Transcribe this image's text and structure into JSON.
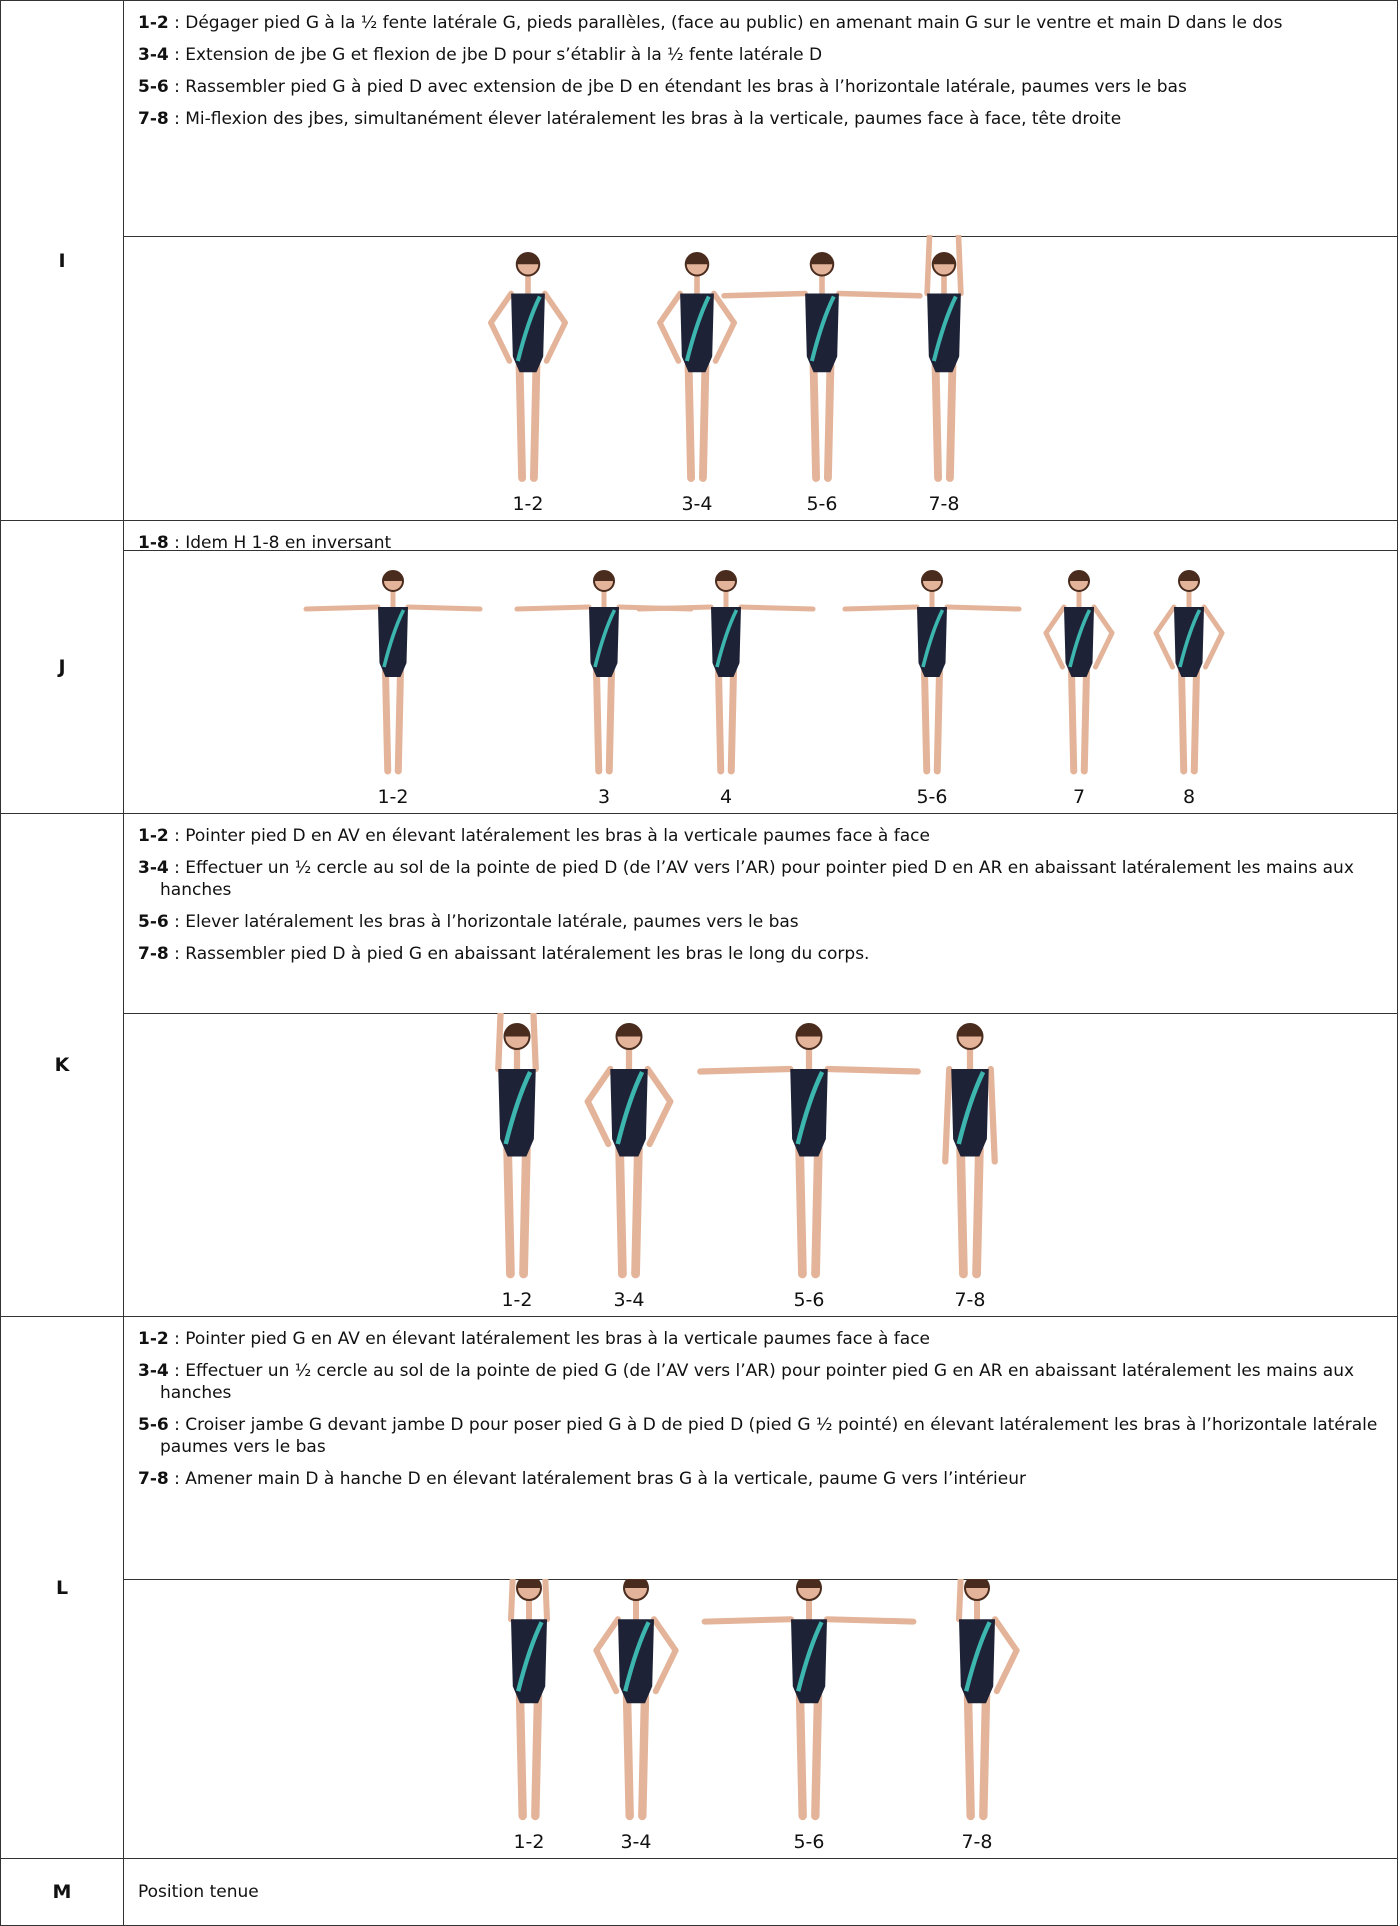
{
  "rows": [
    {
      "label": "I",
      "steps": [
        {
          "count": "1-2",
          "text": " : Dégager pied G à la ½ fente latérale G, pieds parallèles,  (face au public) en amenant main G sur le ventre et main D dans le dos"
        },
        {
          "count": "3-4",
          "text": " : Extension de jbe G et flexion de jbe D pour s’établir à la ½ fente latérale D"
        },
        {
          "count": "5-6",
          "text": " : Rassembler pied G à pied D avec extension de jbe D en étendant les bras à l’horizontale latérale, paumes vers le bas"
        },
        {
          "count": "7-8",
          "text": " : Mi-flexion des jbes, simultanément élever latéralement les bras à la verticale, paumes face à face, tête droite"
        }
      ],
      "figures": [
        "1-2",
        "3-4",
        "5-6",
        "7-8"
      ]
    },
    {
      "label": "J",
      "steps": [
        {
          "count": "1-8",
          "text": " : Idem H 1-8 en inversant"
        }
      ],
      "figures": [
        "1-2",
        "3",
        "4",
        "5-6",
        "7",
        "8"
      ]
    },
    {
      "label": "K",
      "steps": [
        {
          "count": "1-2",
          "text": " : Pointer pied D en AV en élevant latéralement les bras à la verticale paumes face à face"
        },
        {
          "count": "3-4",
          "text": " : Effectuer un ½ cercle au sol de la pointe de pied D (de l’AV vers l’AR) pour pointer pied D en AR en abaissant latéralement les mains aux hanches"
        },
        {
          "count": "5-6",
          "text": " : Elever latéralement les bras à l’horizontale latérale, paumes vers le bas"
        },
        {
          "count": "7-8",
          "text": "  : Rassembler pied D à pied G en abaissant latéralement les bras le long du corps."
        }
      ],
      "figures": [
        "1-2",
        "3-4",
        "5-6",
        "7-8"
      ]
    },
    {
      "label": "L",
      "steps": [
        {
          "count": "1-2",
          "text": " : Pointer pied G en AV en élevant latéralement les bras à la verticale paumes face à face"
        },
        {
          "count": "3-4",
          "text": " : Effectuer un ½ cercle au sol de la pointe de pied G (de l’AV vers l’AR) pour pointer pied G en AR en abaissant latéralement les mains aux hanches"
        },
        {
          "count": "5-6",
          "text": " : Croiser jambe G devant jambe D pour poser pied G à D de pied D (pied G ½ pointé) en élevant latéralement les bras à l’horizontale latérale paumes  vers le bas"
        },
        {
          "count": "7-8",
          "text": "  : Amener main D à hanche D en élevant latéralement bras G à la verticale, paume G vers l’intérieur"
        }
      ],
      "figures": [
        "1-2",
        "3-4",
        "5-6",
        "7-8"
      ]
    },
    {
      "label": "M",
      "text": "Position tenue"
    }
  ]
}
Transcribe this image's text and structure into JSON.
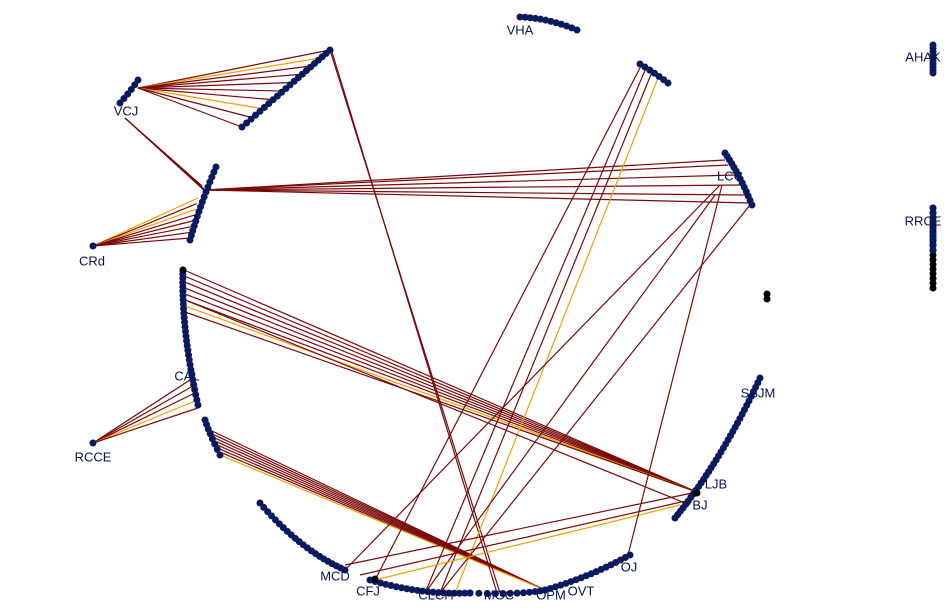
{
  "labels": [
    "VHA",
    "AHAK",
    "VCJ",
    "LCC",
    "CRd",
    "RRCE",
    "SSJM",
    "CAL",
    "RCCE",
    "LJB",
    "BJ",
    "OJ",
    "MCD",
    "CFJ",
    "CLCH",
    "MGC",
    "OPM",
    "OVT"
  ]
}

-=-=-

> Set task:
From the listing above, print every entry precisely and drop the pictures.

> Finished exercise:
Transcribe this image's text and structure into JSON.
{
  "rows": [
    {
      "label": "I",
      "steps": [
        {
          "count": "1-2",
          "text": " : Dégager pied G à la ½ fente latérale G, pieds parallèles,  (face au public) en amenant main G sur le ventre et main D dans le dos"
        },
        {
          "count": "3-4",
          "text": " : Extension de jbe G et flexion de jbe D pour s’établir à la ½ fente latérale D"
        },
        {
          "count": "5-6",
          "text": " : Rassembler pied G à pied D avec extension de jbe D en étendant les bras à l’horizontale latérale, paumes vers le bas"
        },
        {
          "count": "7-8",
          "text": " : Mi-flexion des jbes, simultanément élever latéralement les bras à la verticale, paumes face à face, tête droite"
        }
      ],
      "figures": [
        "1-2",
        "3-4",
        "5-6",
        "7-8"
      ]
    },
    {
      "label": "J",
      "steps": [
        {
          "count": "1-8",
          "text": " : Idem H 1-8 en inversant"
        }
      ],
      "figures": [
        "1-2",
        "3",
        "4",
        "5-6",
        "7",
        "8"
      ]
    },
    {
      "label": "K",
      "steps": [
        {
          "count": "1-2",
          "text": " : Pointer pied D en AV en élevant latéralement les bras à la verticale paumes face à face"
        },
        {
          "count": "3-4",
          "text": " : Effectuer un ½ cercle au sol de la pointe de pied D (de l’AV vers l’AR) pour pointer pied D en AR en abaissant latéralement les mains aux hanches"
        },
        {
          "count": "5-6",
          "text": " : Elever latéralement les bras à l’horizontale latérale, paumes vers le bas"
        },
        {
          "count": "7-8",
          "text": "  : Rassembler pied D à pied G en abaissant latéralement les bras le long du corps."
        }
      ],
      "figures": [
        "1-2",
        "3-4",
        "5-6",
        "7-8"
      ]
    },
    {
      "label": "L",
      "steps": [
        {
          "count": "1-2",
          "text": " : Pointer pied G en AV en élevant latéralement les bras à la verticale paumes face à face"
        },
        {
          "count": "3-4",
          "text": " : Effectuer un ½ cercle au sol de la pointe de pied G (de l’AV vers l’AR) pour pointer pied G en AR en abaissant latéralement les mains aux hanches"
        },
        {
          "count": "5-6",
          "text": " : Croiser jambe G devant jambe D pour poser pied G à D de pied D (pied G ½ pointé) en élevant latéralement les bras à l’horizontale latérale paumes  vers le bas"
        },
        {
          "count": "7-8",
          "text": "  : Amener main D à hanche D en élevant latéralement bras G à la verticale, paume G vers l’intérieur"
        }
      ],
      "figures": [
        "1-2",
        "3-4",
        "5-6",
        "7-8"
      ]
    },
    {
      "label": "M",
      "text": "Position tenue"
    }
  ]
}
Transcribe this image's text and structure into JSON.
{
  "labels": [
    "VHA",
    "AHAK",
    "VCJ",
    "LCC",
    "CRd",
    "RRCE",
    "SSJM",
    "CAL",
    "RCCE",
    "LJB",
    "BJ",
    "OJ",
    "MCD",
    "CFJ",
    "CLCH",
    "MGC",
    "OPM",
    "OVT"
  ]
}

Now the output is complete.